- _作業内容_
記録の先頭から始まり「candle-body — [43, 296, 48, 329]」を含む行で終わるまでの行を、一字も変えずに書き写す。両端の行も含める。

- _元の記録_
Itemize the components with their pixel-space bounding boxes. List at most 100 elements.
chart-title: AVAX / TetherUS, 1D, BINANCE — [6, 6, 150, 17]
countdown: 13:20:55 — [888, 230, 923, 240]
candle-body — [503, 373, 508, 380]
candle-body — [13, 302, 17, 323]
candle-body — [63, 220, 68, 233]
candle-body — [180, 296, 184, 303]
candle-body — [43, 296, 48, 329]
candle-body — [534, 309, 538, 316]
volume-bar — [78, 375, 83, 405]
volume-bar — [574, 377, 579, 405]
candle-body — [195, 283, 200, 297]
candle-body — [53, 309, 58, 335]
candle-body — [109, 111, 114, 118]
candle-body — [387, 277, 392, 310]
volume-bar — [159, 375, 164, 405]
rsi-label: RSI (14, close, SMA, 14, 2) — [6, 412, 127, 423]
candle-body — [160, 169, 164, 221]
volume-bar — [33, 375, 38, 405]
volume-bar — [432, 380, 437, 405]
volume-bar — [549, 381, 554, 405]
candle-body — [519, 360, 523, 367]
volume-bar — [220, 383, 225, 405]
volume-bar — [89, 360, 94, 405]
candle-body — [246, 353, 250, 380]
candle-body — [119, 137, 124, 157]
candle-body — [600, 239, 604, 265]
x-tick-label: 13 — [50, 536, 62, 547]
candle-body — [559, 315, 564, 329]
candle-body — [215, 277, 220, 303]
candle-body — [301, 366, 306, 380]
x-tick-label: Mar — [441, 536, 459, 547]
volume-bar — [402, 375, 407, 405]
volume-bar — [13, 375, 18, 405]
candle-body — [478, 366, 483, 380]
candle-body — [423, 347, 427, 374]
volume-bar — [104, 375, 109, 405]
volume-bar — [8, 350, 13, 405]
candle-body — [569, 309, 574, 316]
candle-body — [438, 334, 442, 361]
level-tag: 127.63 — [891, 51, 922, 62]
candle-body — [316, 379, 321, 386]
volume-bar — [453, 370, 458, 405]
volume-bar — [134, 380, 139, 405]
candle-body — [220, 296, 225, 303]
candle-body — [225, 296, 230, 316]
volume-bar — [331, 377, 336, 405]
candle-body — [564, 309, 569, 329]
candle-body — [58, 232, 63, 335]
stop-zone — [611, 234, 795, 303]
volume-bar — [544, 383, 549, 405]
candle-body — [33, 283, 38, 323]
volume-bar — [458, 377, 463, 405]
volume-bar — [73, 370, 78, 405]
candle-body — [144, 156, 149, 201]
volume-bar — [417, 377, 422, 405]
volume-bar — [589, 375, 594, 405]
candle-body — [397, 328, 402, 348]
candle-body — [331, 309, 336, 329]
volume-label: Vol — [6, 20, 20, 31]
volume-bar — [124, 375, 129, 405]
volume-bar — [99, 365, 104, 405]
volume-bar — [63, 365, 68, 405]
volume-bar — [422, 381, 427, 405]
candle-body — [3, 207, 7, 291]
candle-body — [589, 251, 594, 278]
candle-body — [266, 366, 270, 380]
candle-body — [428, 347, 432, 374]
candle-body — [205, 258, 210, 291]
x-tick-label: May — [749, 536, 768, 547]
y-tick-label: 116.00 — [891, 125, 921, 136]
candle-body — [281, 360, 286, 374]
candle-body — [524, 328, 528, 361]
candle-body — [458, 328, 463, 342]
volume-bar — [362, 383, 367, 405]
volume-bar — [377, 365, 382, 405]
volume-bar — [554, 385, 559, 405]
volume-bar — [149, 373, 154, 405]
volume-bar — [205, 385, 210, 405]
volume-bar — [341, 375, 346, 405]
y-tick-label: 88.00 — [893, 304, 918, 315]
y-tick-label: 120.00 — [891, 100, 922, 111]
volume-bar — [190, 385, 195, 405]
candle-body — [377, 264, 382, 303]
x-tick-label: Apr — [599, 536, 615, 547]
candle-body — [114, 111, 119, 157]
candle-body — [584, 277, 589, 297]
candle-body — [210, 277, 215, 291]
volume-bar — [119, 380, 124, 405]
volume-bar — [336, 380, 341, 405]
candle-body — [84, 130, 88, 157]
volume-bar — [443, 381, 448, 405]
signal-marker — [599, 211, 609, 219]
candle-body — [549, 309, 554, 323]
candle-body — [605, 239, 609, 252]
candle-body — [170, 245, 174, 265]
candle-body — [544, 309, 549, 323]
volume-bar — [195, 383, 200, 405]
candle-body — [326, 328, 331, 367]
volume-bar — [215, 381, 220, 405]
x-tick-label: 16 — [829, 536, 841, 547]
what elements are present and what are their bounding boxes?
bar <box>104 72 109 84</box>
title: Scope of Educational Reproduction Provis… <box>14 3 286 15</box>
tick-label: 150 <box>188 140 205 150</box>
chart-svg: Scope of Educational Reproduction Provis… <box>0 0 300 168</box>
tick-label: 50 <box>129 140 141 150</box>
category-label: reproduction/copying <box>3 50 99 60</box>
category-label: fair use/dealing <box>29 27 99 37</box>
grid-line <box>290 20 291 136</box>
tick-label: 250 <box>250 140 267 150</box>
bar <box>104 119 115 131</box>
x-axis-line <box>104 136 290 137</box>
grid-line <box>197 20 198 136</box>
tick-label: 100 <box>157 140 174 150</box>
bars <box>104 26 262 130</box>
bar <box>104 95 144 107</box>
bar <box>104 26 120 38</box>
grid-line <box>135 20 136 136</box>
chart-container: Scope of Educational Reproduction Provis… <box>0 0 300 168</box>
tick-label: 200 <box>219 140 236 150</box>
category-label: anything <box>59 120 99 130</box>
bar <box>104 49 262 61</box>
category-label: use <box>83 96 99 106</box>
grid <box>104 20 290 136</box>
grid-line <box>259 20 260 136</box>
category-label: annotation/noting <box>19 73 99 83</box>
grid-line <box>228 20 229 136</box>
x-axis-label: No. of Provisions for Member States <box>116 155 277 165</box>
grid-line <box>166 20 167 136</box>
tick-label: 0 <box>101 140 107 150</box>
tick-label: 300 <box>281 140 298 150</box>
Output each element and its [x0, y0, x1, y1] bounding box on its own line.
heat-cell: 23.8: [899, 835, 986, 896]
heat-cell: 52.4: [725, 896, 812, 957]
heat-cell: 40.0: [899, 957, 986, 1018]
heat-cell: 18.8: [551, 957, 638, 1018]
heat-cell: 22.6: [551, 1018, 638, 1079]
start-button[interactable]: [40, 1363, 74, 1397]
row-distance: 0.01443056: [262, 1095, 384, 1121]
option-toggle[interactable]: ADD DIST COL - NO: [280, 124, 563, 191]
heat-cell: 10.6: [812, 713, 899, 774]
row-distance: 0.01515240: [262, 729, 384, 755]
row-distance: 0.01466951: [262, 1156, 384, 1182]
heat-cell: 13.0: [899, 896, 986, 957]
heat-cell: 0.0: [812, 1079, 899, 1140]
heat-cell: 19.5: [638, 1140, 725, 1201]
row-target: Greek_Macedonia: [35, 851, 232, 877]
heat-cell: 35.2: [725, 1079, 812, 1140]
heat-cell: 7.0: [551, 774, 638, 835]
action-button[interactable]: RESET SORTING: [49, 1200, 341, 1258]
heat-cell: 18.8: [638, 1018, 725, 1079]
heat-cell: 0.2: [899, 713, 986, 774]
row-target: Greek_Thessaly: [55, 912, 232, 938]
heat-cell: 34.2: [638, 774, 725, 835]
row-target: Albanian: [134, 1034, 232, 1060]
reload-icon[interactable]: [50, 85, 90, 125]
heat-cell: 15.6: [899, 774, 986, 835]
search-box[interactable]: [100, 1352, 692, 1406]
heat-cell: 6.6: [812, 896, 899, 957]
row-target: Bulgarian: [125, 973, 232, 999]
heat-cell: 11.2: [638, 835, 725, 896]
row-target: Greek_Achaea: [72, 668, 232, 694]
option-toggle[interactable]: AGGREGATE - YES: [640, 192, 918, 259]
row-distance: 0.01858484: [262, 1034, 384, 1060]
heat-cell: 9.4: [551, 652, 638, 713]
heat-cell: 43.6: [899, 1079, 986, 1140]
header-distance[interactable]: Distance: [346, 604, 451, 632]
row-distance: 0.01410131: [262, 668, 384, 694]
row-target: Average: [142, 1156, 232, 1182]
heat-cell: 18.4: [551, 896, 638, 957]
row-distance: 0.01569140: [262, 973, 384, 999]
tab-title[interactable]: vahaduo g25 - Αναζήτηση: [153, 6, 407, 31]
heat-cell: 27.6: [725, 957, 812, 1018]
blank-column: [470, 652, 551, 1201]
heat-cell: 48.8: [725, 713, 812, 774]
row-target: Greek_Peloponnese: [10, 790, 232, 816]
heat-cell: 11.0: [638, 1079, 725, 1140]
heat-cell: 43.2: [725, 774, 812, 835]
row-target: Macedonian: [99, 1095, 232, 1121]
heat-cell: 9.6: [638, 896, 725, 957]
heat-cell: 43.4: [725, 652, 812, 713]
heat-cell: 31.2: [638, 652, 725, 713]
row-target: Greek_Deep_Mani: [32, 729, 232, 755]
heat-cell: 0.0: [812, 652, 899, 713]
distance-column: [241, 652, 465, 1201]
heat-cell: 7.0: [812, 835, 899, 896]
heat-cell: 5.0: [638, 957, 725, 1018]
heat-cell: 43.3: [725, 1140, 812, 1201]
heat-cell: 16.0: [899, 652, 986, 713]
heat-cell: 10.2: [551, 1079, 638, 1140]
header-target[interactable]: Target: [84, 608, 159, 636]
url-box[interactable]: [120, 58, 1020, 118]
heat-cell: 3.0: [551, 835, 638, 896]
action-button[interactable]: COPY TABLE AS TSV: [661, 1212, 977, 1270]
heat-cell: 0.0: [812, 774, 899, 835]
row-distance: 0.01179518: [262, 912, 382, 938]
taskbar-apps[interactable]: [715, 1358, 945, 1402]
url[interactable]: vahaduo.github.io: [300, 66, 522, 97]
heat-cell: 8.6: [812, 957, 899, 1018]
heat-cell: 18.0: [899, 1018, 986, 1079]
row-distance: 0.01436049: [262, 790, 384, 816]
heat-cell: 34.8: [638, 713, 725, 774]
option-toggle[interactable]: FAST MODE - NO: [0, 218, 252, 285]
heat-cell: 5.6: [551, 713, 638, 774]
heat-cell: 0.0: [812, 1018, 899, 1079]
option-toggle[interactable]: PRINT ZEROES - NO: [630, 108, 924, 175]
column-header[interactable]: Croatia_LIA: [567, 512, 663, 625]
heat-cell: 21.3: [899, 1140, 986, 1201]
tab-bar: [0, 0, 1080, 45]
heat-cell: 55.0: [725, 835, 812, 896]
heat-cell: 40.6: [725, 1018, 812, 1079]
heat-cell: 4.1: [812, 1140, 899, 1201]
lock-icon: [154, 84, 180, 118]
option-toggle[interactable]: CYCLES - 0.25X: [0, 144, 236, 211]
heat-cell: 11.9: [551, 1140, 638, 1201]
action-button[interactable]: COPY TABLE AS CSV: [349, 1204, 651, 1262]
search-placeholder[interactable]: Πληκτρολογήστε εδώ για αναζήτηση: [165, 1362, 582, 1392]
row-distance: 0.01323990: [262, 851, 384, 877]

- _最終結果_
Itemize the components with their pixel-space bounding boxes. List at most 100 elements.
chart-title: AVAX / TetherUS, 1D, BINANCE — [6, 6, 150, 17]
countdown: 13:20:55 — [888, 230, 923, 240]
candle-body — [503, 373, 508, 380]
candle-body — [13, 302, 17, 323]
candle-body — [63, 220, 68, 233]
candle-body — [180, 296, 184, 303]
candle-body — [43, 296, 48, 329]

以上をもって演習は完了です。